_Objective:_ Each entry that follows must be output without any deviation.

_Listed records:_
_____

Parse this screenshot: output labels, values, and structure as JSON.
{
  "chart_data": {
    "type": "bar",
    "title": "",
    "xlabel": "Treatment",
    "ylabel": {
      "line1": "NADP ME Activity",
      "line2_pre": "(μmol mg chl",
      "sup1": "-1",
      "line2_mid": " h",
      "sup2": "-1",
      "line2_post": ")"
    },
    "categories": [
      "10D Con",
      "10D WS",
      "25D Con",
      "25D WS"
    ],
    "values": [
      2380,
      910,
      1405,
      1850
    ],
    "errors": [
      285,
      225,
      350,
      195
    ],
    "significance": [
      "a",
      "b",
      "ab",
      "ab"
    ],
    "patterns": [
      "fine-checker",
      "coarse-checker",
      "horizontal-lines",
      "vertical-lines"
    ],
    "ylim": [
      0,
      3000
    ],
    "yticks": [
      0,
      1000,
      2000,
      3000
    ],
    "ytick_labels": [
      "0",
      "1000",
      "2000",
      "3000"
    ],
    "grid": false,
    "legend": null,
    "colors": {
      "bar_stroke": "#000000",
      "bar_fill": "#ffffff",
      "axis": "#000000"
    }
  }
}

_____

_Output for this exercise:_
Parse this screenshot: output labels, values, and structure as JSON.
{
  "chart_data": {
    "type": "bar",
    "title": "",
    "xlabel": "Treatment",
    "ylabel": {
      "line1": "NADP ME Activity",
      "line2_pre": "(μmol mg chl",
      "sup1": "-1",
      "line2_mid": " h",
      "sup2": "-1",
      "line2_post": ")"
    },
    "categories": [
      "10D Con",
      "10D WS",
      "25D Con",
      "25D WS"
    ],
    "values": [
      2380,
      910,
      1405,
      1850
    ],
    "errors": [
      285,
      225,
      350,
      195
    ],
    "significance": [
      "a",
      "b",
      "ab",
      "ab"
    ],
    "patterns": [
      "fine-checker",
      "coarse-checker",
      "horizontal-lines",
      "vertical-lines"
    ],
    "ylim": [
      0,
      3000
    ],
    "yticks": [
      0,
      1000,
      2000,
      3000
    ],
    "ytick_labels": [
      "0",
      "1000",
      "2000",
      "3000"
    ],
    "grid": false,
    "legend": null,
    "colors": {
      "bar_stroke": "#000000",
      "bar_fill": "#ffffff",
      "axis": "#000000"
    }
  }
}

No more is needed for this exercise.